*Document segment*
----------

Code Monkey home page Code Monkey logo

documentanalyzer's Introduction

Document Analyzer - User Manual

Installation

  1. Download the file "DocumentAnalyzer_Installer.msi" and then run it on your computer to start the installation. Be aware that it might take a few minutes to load depending on your computer.

  2. Agree to the terms and conditions.

  3. Important! When asked to choose a destination folder, pick a folder that you are familiar with because you will need to access it quite often. This is the folder in which your results will appear, and to which you will need to copy/move the PDF files that you wish to analyze.

  4. Click install and wait for the installation to finish. The program, as well as the uninstall file, will now be located in the folder you specified.

Usage

Creating a project

  1. Open your Windows file explorer and navigate to the folder you specified during the installation.

  2. Open the program by double-clicking on it (keep in mind that it might take a while to open) and then click on the drop down menu "Project".

  3. Click on "Create new project".

----------

*Dataset extract*
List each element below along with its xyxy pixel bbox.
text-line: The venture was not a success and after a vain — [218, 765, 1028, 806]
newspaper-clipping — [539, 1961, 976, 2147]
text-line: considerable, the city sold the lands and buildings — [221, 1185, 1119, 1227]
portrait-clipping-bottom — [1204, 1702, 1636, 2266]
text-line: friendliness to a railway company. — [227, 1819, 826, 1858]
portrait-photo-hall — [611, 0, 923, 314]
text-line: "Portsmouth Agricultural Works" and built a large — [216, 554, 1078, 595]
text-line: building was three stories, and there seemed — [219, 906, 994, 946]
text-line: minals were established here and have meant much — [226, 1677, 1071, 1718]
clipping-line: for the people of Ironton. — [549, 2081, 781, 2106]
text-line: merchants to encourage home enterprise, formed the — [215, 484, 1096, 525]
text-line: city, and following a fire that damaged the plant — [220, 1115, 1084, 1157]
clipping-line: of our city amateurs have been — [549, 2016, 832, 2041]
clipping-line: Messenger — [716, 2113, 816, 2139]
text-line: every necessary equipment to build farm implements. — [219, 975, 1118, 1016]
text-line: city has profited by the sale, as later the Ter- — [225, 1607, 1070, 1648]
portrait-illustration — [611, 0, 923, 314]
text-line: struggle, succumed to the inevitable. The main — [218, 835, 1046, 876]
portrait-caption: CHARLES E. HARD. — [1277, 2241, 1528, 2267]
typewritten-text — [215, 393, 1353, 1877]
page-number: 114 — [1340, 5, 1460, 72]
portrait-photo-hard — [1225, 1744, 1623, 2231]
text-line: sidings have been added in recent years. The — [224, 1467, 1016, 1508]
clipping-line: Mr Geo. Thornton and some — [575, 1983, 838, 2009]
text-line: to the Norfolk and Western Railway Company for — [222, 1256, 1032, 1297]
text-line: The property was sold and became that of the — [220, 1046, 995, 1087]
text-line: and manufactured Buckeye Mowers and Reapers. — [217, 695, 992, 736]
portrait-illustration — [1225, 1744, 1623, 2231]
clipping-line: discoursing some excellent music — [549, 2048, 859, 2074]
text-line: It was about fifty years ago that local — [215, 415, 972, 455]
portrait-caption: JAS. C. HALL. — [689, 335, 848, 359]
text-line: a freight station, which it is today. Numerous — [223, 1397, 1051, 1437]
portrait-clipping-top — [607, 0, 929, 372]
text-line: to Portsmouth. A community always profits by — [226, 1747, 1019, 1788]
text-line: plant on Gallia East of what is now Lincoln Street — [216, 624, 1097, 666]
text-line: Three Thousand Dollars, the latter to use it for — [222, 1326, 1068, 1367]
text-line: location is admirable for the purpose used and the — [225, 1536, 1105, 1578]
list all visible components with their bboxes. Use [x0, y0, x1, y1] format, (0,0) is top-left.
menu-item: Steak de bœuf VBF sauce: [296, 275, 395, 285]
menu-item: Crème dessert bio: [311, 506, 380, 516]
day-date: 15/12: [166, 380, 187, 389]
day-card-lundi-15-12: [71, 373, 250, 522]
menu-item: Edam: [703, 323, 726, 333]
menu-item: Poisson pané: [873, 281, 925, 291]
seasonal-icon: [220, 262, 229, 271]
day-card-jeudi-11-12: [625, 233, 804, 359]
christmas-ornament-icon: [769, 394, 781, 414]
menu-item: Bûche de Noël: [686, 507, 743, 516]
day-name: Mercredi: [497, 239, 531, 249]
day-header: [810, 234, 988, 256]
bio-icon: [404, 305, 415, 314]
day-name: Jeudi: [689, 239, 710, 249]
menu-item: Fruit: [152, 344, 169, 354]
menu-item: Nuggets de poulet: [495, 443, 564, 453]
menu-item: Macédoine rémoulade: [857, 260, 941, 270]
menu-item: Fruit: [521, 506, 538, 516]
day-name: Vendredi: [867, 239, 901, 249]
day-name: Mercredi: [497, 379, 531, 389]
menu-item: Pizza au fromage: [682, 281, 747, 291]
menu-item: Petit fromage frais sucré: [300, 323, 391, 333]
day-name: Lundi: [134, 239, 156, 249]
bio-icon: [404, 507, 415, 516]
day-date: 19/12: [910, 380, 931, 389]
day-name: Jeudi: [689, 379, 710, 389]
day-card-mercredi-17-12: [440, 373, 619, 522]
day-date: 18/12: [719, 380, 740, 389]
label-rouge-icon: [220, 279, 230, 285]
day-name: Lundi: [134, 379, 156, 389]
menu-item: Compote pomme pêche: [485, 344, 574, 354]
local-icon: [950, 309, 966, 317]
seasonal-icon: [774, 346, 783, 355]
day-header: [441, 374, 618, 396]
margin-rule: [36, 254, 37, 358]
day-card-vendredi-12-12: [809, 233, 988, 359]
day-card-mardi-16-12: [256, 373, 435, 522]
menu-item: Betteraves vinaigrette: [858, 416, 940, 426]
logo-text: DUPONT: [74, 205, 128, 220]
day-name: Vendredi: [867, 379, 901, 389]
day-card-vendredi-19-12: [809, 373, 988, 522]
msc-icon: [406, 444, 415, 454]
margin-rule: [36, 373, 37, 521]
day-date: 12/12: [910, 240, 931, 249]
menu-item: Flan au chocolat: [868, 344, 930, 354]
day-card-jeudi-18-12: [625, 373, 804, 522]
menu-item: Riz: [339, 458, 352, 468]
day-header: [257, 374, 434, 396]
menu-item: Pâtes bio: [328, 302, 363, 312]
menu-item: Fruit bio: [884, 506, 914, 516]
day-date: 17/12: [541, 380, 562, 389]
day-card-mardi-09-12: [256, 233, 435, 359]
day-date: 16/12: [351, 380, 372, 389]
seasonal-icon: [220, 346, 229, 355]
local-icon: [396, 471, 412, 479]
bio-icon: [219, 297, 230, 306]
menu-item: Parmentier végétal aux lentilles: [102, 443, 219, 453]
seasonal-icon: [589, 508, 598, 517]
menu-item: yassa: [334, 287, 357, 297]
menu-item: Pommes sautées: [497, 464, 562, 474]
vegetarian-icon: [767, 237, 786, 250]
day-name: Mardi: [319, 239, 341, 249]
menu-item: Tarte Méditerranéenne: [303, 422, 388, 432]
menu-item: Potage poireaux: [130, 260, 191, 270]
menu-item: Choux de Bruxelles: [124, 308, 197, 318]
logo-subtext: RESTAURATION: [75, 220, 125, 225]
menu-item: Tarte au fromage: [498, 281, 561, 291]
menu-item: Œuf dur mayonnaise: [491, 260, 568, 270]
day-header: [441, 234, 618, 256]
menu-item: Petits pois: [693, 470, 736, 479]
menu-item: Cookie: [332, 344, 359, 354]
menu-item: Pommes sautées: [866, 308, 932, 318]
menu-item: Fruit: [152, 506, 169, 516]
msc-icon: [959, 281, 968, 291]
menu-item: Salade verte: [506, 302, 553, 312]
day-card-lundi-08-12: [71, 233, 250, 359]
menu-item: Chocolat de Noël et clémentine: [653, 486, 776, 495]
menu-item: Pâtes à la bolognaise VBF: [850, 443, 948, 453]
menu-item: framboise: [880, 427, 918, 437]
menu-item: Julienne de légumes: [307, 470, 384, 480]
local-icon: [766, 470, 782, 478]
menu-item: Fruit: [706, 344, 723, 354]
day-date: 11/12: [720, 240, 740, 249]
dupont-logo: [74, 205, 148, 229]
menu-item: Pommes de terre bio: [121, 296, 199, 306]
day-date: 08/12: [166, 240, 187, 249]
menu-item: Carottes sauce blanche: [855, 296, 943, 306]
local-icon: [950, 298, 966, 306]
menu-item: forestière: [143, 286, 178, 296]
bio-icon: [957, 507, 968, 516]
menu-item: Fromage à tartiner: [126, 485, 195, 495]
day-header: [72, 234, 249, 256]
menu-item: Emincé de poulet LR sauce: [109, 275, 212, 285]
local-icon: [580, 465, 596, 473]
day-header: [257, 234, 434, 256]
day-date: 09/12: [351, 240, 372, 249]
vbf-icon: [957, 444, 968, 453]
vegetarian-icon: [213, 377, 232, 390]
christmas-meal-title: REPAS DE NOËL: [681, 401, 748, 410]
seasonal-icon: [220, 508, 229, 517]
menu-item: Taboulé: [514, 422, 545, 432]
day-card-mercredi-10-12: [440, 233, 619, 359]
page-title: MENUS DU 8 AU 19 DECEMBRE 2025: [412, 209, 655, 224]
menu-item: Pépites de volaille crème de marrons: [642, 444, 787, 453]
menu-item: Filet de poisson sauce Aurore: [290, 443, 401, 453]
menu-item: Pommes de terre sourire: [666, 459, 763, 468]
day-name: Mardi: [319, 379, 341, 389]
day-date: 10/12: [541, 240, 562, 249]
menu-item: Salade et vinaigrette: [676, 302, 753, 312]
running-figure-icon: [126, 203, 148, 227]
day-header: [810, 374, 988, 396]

----------

*What the task asks*
Copy the stretch of the Document Analyzer manual from "1. Download the" through "wish to analyze." verbatim. The records have no connection to the text.

*Complete answer*
1. Download the file "DocumentAnalyzer_Installer.msi" and then run it on your computer to start the installation. Be aware that it might take a few minutes to load depending on your computer.

  2. Agree to the terms and conditions.

  3. Important! When asked to choose a destination folder, pick a folder that you are familiar with because you will need to access it quite often. This is the folder in which your results will appear, and to which you will need to copy/move the PDF files that you wish to analyze.